> Description of the task: Go through the records and copy each line where the word "median" occurs.

----------

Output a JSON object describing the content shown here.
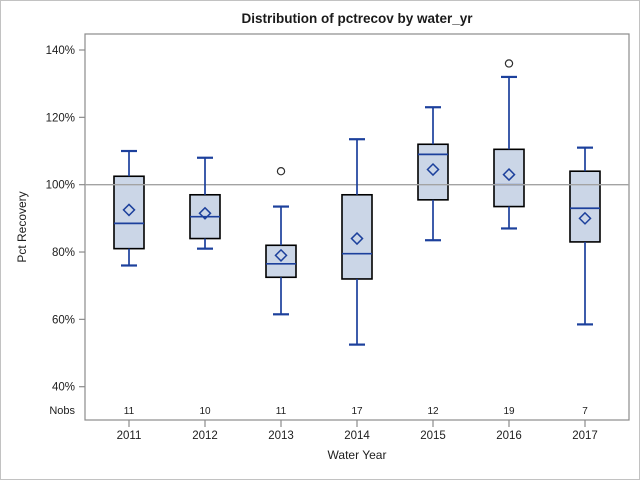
{
  "chart_data": {
    "type": "boxplot",
    "title": "Distribution of pctrecov by water_yr",
    "xlabel": "Water Year",
    "ylabel": "Pct Recovery",
    "nobs_label": "Nobs",
    "categories": [
      "2011",
      "2012",
      "2013",
      "2014",
      "2015",
      "2016",
      "2017"
    ],
    "nobs": [
      11,
      10,
      11,
      17,
      12,
      19,
      7
    ],
    "yticks": [
      40,
      60,
      80,
      100,
      120,
      140
    ],
    "ytick_suffix": "%",
    "ylim": [
      30,
      145
    ],
    "refline": 100,
    "grid": "off",
    "legend": "none",
    "series": [
      {
        "category": "2011",
        "n": 11,
        "low": 76,
        "q1": 81,
        "median": 88.5,
        "q3": 102.5,
        "high": 110,
        "mean": 92.5,
        "outliers": []
      },
      {
        "category": "2012",
        "n": 10,
        "low": 81,
        "q1": 84,
        "median": 90.5,
        "q3": 97,
        "high": 108,
        "mean": 91.5,
        "outliers": []
      },
      {
        "category": "2013",
        "n": 11,
        "low": 61.5,
        "q1": 72.5,
        "median": 76.5,
        "q3": 82,
        "high": 93.5,
        "mean": 79,
        "outliers": [
          104
        ]
      },
      {
        "category": "2014",
        "n": 17,
        "low": 52.5,
        "q1": 72,
        "median": 79.5,
        "q3": 97,
        "high": 113.5,
        "mean": 84,
        "outliers": []
      },
      {
        "category": "2015",
        "n": 12,
        "low": 83.5,
        "q1": 95.5,
        "median": 109,
        "q3": 112,
        "high": 123,
        "mean": 104.5,
        "outliers": []
      },
      {
        "category": "2016",
        "n": 19,
        "low": 87,
        "q1": 93.5,
        "median": 100,
        "q3": 110.5,
        "high": 132,
        "mean": 103,
        "outliers": [
          136
        ]
      },
      {
        "category": "2017",
        "n": 7,
        "low": 58.5,
        "q1": 83,
        "median": 93,
        "q3": 104,
        "high": 111,
        "mean": 90,
        "outliers": []
      }
    ],
    "colors": {
      "box_fill": "#cbd6e7",
      "box_border": "#000000",
      "line": "#1c409c",
      "refline": "#a3a3a3",
      "frame": "#8b8b8b",
      "outlier": "#2f2f2f",
      "text": "#202020"
    }
  }
}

----------

> Reply to the task:
        "median": 88.5,
        "median": 90.5,
        "median": 76.5,
        "median": 79.5,
        "median": 109,
        "median": 100,
        "median": 93,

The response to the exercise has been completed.